What is expected
Reproduce every item below word for word, keeping each line as it is, but leave out the pictures.
>> Begin
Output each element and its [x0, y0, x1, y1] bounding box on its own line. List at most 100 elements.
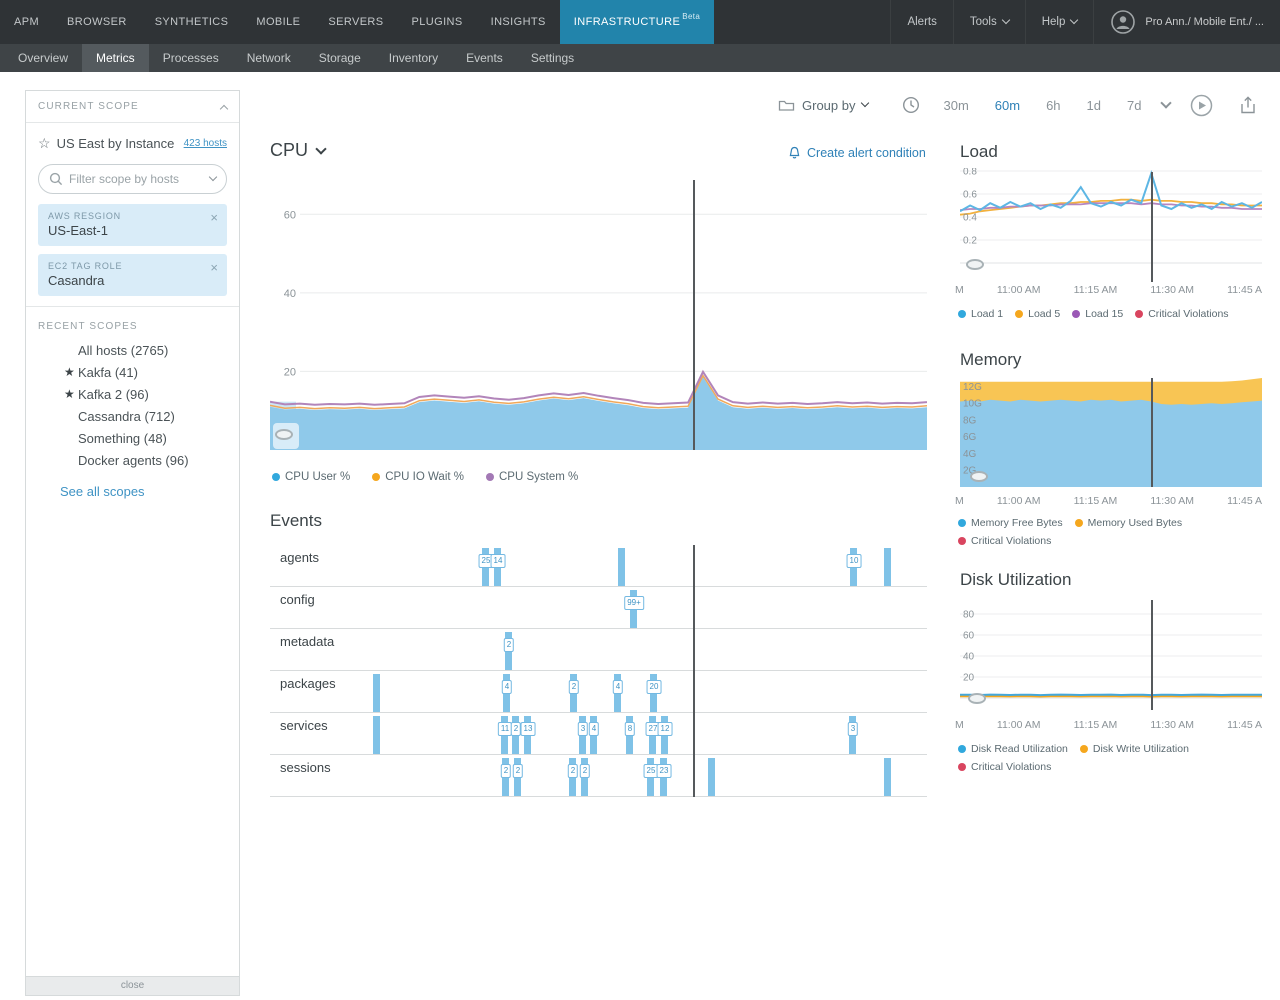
time-range-30m[interactable]: 30m [930, 98, 981, 113]
event-row-config: config99+ [270, 587, 927, 629]
eye-icon[interactable] [970, 471, 988, 482]
sidebar-close-button[interactable]: close [26, 976, 239, 995]
time-range-7d[interactable]: 7d [1114, 98, 1154, 113]
create-alert-condition-link[interactable]: Create alert condition [788, 146, 936, 160]
top-nav-item[interactable]: INSIGHTS [477, 0, 560, 44]
event-count-badge: 12 [658, 722, 673, 736]
share-export-icon[interactable] [1239, 96, 1257, 115]
sub-nav-item-network[interactable]: Network [233, 44, 305, 72]
time-cursor-line [693, 545, 695, 797]
sub-nav-item-settings[interactable]: Settings [517, 44, 588, 72]
sub-nav-item-events[interactable]: Events [452, 44, 517, 72]
cpu-chart: 204060 [270, 175, 927, 450]
chevron-up-icon[interactable] [220, 104, 228, 112]
event-mark[interactable] [373, 674, 380, 712]
scope-item-label: Kakfa (41) [78, 365, 138, 380]
sub-nav-item-storage[interactable]: Storage [305, 44, 375, 72]
top-nav-item[interactable]: APM [0, 0, 53, 44]
tools-menu[interactable]: Tools [953, 0, 1025, 44]
disk-chart: 20406080 [960, 600, 1262, 710]
legend-item[interactable]: Memory Free Bytes [958, 517, 1063, 529]
legend-item[interactable]: Disk Write Utilization [1080, 743, 1189, 755]
legend-label: CPU IO Wait % [385, 471, 464, 483]
chip-remove-icon[interactable]: × [210, 211, 218, 224]
legend-item[interactable]: Critical Violations [958, 761, 1051, 773]
scope-item-label: Docker agents (96) [78, 453, 189, 468]
event-count-badge: 4 [502, 680, 512, 694]
legend-item[interactable]: CPU IO Wait % [372, 471, 464, 483]
chip-remove-icon[interactable]: × [210, 261, 218, 274]
time-range-6h[interactable]: 6h [1033, 98, 1073, 113]
top-nav-item[interactable]: SERVERS [314, 0, 397, 44]
legend-label: Memory Used Bytes [1088, 517, 1183, 529]
legend-item[interactable]: Load 15 [1072, 308, 1123, 320]
legend-item[interactable]: Memory Used Bytes [1075, 517, 1183, 529]
legend-item[interactable]: CPU User % [272, 471, 350, 483]
sub-nav: OverviewMetricsProcessesNetworkStorageIn… [0, 44, 1280, 72]
legend-item[interactable]: Load 5 [1015, 308, 1060, 320]
event-mark[interactable] [708, 758, 715, 796]
legend-label: Critical Violations [971, 535, 1051, 547]
time-range-60m[interactable]: 60m [982, 98, 1033, 113]
play-button[interactable] [1190, 94, 1213, 117]
recent-scope-item[interactable]: Docker agents (96) [26, 450, 239, 472]
eye-icon[interactable] [966, 259, 984, 270]
chevron-down-icon [315, 143, 326, 154]
legend-item[interactable]: Disk Read Utilization [958, 743, 1068, 755]
top-nav-item[interactable]: MOBILE [242, 0, 314, 44]
sub-nav-item-processes[interactable]: Processes [149, 44, 233, 72]
chevron-down-icon[interactable] [1161, 97, 1172, 108]
axis-time-label: 11:00 AM [997, 495, 1041, 507]
recent-scope-item[interactable]: All hosts (2765) [26, 340, 239, 362]
top-nav-item[interactable]: PLUGINS [398, 0, 477, 44]
star-icon: ★ [64, 364, 75, 380]
scope-item-label: All hosts (2765) [78, 343, 168, 358]
svg-text:4G: 4G [963, 449, 977, 460]
event-mark[interactable] [884, 548, 891, 586]
recent-scope-item[interactable]: ★Kakfa (41) [26, 362, 239, 384]
event-mark[interactable] [373, 716, 380, 754]
time-range-1d[interactable]: 1d [1074, 98, 1114, 113]
cpu-chart-preview-toggle[interactable] [273, 423, 299, 449]
top-nav-item[interactable]: BROWSER [53, 0, 141, 44]
sub-nav-item-overview[interactable]: Overview [4, 44, 82, 72]
chevron-down-icon[interactable] [209, 173, 217, 181]
event-count-badge: 14 [491, 554, 506, 568]
svg-text:20: 20 [963, 673, 975, 684]
load-chart: 0.20.40.60.8 [960, 168, 1262, 282]
sub-nav-item-inventory[interactable]: Inventory [375, 44, 452, 72]
current-scope-name: US East by Instance [57, 136, 178, 151]
legend-item[interactable]: Critical Violations [1135, 308, 1228, 320]
sub-nav-item-metrics[interactable]: Metrics [82, 44, 149, 72]
event-mark[interactable] [884, 758, 891, 796]
scope-filter-input[interactable] [69, 172, 204, 186]
legend-item[interactable]: Load 1 [958, 308, 1003, 320]
scope-chips: AWS RESGIONUS-East-1×EC2 TAG ROLECasandr… [26, 204, 239, 296]
current-scope-header[interactable]: CURRENT SCOPE [26, 91, 239, 123]
recent-scope-item[interactable]: Cassandra (712) [26, 406, 239, 428]
event-mark[interactable] [618, 548, 625, 586]
legend-dot [1072, 310, 1080, 318]
cpu-section-title[interactable]: CPU [270, 140, 325, 161]
cpu-legend: CPU User % CPU IO Wait % CPU System % [272, 471, 772, 483]
see-all-scopes-link[interactable]: See all scopes [60, 484, 239, 499]
group-by-dropdown[interactable]: Group by [778, 98, 868, 113]
group-by-label: Group by [802, 98, 855, 113]
eye-icon[interactable] [968, 693, 986, 704]
event-count-badge: 13 [521, 722, 536, 736]
legend-item[interactable]: Critical Violations [958, 535, 1051, 547]
legend-label: Critical Violations [971, 761, 1051, 773]
help-menu[interactable]: Help [1025, 0, 1094, 44]
alerts-menu[interactable]: Alerts [890, 0, 952, 44]
recent-scope-item[interactable]: ★Kafka 2 (96) [26, 384, 239, 406]
events-timeline: agents251410config99+metadata2packages42… [270, 545, 927, 797]
axis-time-label: 11:45 A [1227, 495, 1262, 507]
account-menu[interactable]: Pro Ann./ Mobile Ent./ ... [1093, 0, 1280, 44]
legend-label: Critical Violations [1148, 308, 1228, 320]
hosts-count-link[interactable]: 423 hosts [184, 138, 227, 149]
star-outline-icon[interactable]: ☆ [38, 135, 51, 152]
recent-scope-item[interactable]: Something (48) [26, 428, 239, 450]
legend-item[interactable]: CPU System % [486, 471, 578, 483]
top-nav-item-active[interactable]: INFRASTRUCTUREBeta [560, 0, 715, 44]
top-nav-item[interactable]: SYNTHETICS [141, 0, 243, 44]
>> End
The answer
Output each element and its [x0, y0, x1, y1] bounding box on its own line. List at most 100 elements.
time-range-30m[interactable]: 30m [930, 98, 981, 113]
event-row-config: config99+ [270, 587, 927, 629]
eye-icon[interactable] [970, 471, 988, 482]
sidebar-close-button[interactable]: close [26, 976, 239, 995]
time-range-7d[interactable]: 7d [1114, 98, 1154, 113]
create-alert-condition-link[interactable]: Create alert condition [788, 146, 936, 160]
top-nav-item[interactable]: INSIGHTS [477, 0, 560, 44]
event-count-badge: 12 [658, 722, 673, 736]
share-export-icon[interactable] [1239, 96, 1257, 115]
sub-nav-item-network[interactable]: Network [233, 44, 305, 72]
time-cursor-line [693, 545, 695, 797]
sub-nav-item-settings[interactable]: Settings [517, 44, 588, 72]
sub-nav-item-events[interactable]: Events [452, 44, 517, 72]
cpu-chart: 204060 [270, 175, 927, 450]
chevron-up-icon[interactable] [220, 104, 228, 112]
event-mark[interactable] [373, 674, 380, 712]
scope-item-label: Kakfa (41) [78, 365, 138, 380]
sub-nav-item-storage[interactable]: Storage [305, 44, 375, 72]
top-nav-item[interactable]: APM [0, 0, 53, 44]
tools-menu[interactable]: Tools [953, 0, 1025, 44]
disk-chart: 20406080 [960, 600, 1262, 710]
legend-item[interactable]: Memory Free Bytes [958, 517, 1063, 529]
legend-item[interactable]: Disk Write Utilization [1080, 743, 1189, 755]
legend-label: CPU IO Wait % [385, 471, 464, 483]
chip-remove-icon[interactable]: × [210, 211, 218, 224]
legend-item[interactable]: Critical Violations [958, 761, 1051, 773]
scope-item-label: Docker agents (96) [78, 453, 189, 468]
event-count-badge: 4 [502, 680, 512, 694]
legend-item[interactable]: CPU IO Wait % [372, 471, 464, 483]
chip-remove-icon[interactable]: × [210, 261, 218, 274]
time-range-6h[interactable]: 6h [1033, 98, 1073, 113]
top-nav-item[interactable]: SERVERS [314, 0, 397, 44]
legend-label: Memory Used Bytes [1088, 517, 1183, 529]
legend-item[interactable]: Load 15 [1072, 308, 1123, 320]
legend-item[interactable]: Memory Used Bytes [1075, 517, 1183, 529]
legend-item[interactable]: CPU User % [272, 471, 350, 483]
sub-nav: OverviewMetricsProcessesNetworkStorageIn… [0, 44, 1280, 72]
legend-item[interactable]: Load 5 [1015, 308, 1060, 320]
event-mark[interactable] [708, 758, 715, 796]
legend-label: Critical Violations [971, 535, 1051, 547]
time-range-60m[interactable]: 60m [982, 98, 1033, 113]
play-button[interactable] [1190, 94, 1213, 117]
recent-scope-item[interactable]: Docker agents (96) [26, 450, 239, 472]
eye-icon[interactable] [966, 259, 984, 270]
chevron-down-icon [315, 143, 326, 154]
legend-item[interactable]: Disk Read Utilization [958, 743, 1068, 755]
top-nav-item[interactable]: MOBILE [242, 0, 314, 44]
sub-nav-item-processes[interactable]: Processes [149, 44, 233, 72]
chevron-down-icon[interactable] [1161, 97, 1172, 108]
axis-time-label: 11:00 AM [997, 495, 1041, 507]
recent-scope-item[interactable]: All hosts (2765) [26, 340, 239, 362]
top-nav-item[interactable]: PLUGINS [398, 0, 477, 44]
star-icon: ★ [64, 364, 75, 380]
scope-item-label: All hosts (2765) [78, 343, 168, 358]
svg-text:4G: 4G [963, 449, 977, 460]
event-mark[interactable] [884, 548, 891, 586]
recent-scope-item[interactable]: ★Kakfa (41) [26, 362, 239, 384]
event-mark[interactable] [373, 716, 380, 754]
time-range-1d[interactable]: 1d [1074, 98, 1114, 113]
cpu-chart-preview-toggle[interactable] [273, 423, 299, 449]
top-nav-item[interactable]: BROWSER [53, 0, 141, 44]
sub-nav-item-overview[interactable]: Overview [4, 44, 82, 72]
chevron-down-icon[interactable] [209, 173, 217, 181]
event-count-badge: 14 [491, 554, 506, 568]
svg-text:20: 20 [963, 673, 975, 684]
load-chart: 0.20.40.60.8 [960, 168, 1262, 282]
sub-nav-item-inventory[interactable]: Inventory [375, 44, 452, 72]
current-scope-name: US East by Instance [57, 136, 178, 151]
legend-item[interactable]: Critical Violations [1135, 308, 1228, 320]
sub-nav-item-metrics[interactable]: Metrics [82, 44, 149, 72]
event-mark[interactable] [884, 758, 891, 796]
scope-filter-input[interactable] [69, 172, 204, 186]
legend-item[interactable]: Load 1 [958, 308, 1003, 320]
scope-chips: AWS RESGIONUS-East-1×EC2 TAG ROLECasandr… [26, 204, 239, 296]
current-scope-header[interactable]: CURRENT SCOPE [26, 91, 239, 123]
recent-scope-item[interactable]: Cassandra (712) [26, 406, 239, 428]
event-mark[interactable] [618, 548, 625, 586]
legend-dot [1072, 310, 1080, 318]
cpu-section-title[interactable]: CPU [270, 140, 325, 161]
cpu-legend: CPU User % CPU IO Wait % CPU System % [272, 471, 772, 483]
see-all-scopes-link[interactable]: See all scopes [60, 484, 239, 499]
group-by-dropdown[interactable]: Group by [778, 98, 868, 113]
group-by-label: Group by [802, 98, 855, 113]
eye-icon[interactable] [968, 693, 986, 704]
event-count-badge: 13 [521, 722, 536, 736]
legend-item[interactable]: Critical Violations [958, 535, 1051, 547]
legend-label: Critical Violations [971, 761, 1051, 773]
help-menu[interactable]: Help [1025, 0, 1094, 44]
alerts-menu[interactable]: Alerts [890, 0, 952, 44]
recent-scope-item[interactable]: ★Kafka 2 (96) [26, 384, 239, 406]
events-timeline: agents251410config99+metadata2packages42… [270, 545, 927, 797]
axis-time-label: 11:45 A [1227, 495, 1262, 507]
account-menu[interactable]: Pro Ann./ Mobile Ent./ ... [1093, 0, 1280, 44]
legend-label: Critical Violations [1148, 308, 1228, 320]
hosts-count-link[interactable]: 423 hosts [184, 138, 227, 149]
star-outline-icon[interactable]: ☆ [38, 135, 51, 152]
recent-scope-item[interactable]: Something (48) [26, 428, 239, 450]
legend-item[interactable]: CPU System % [486, 471, 578, 483]
top-nav-item-active[interactable]: INFRASTRUCTUREBeta [560, 0, 715, 44]
top-nav-item[interactable]: SYNTHETICS [141, 0, 243, 44]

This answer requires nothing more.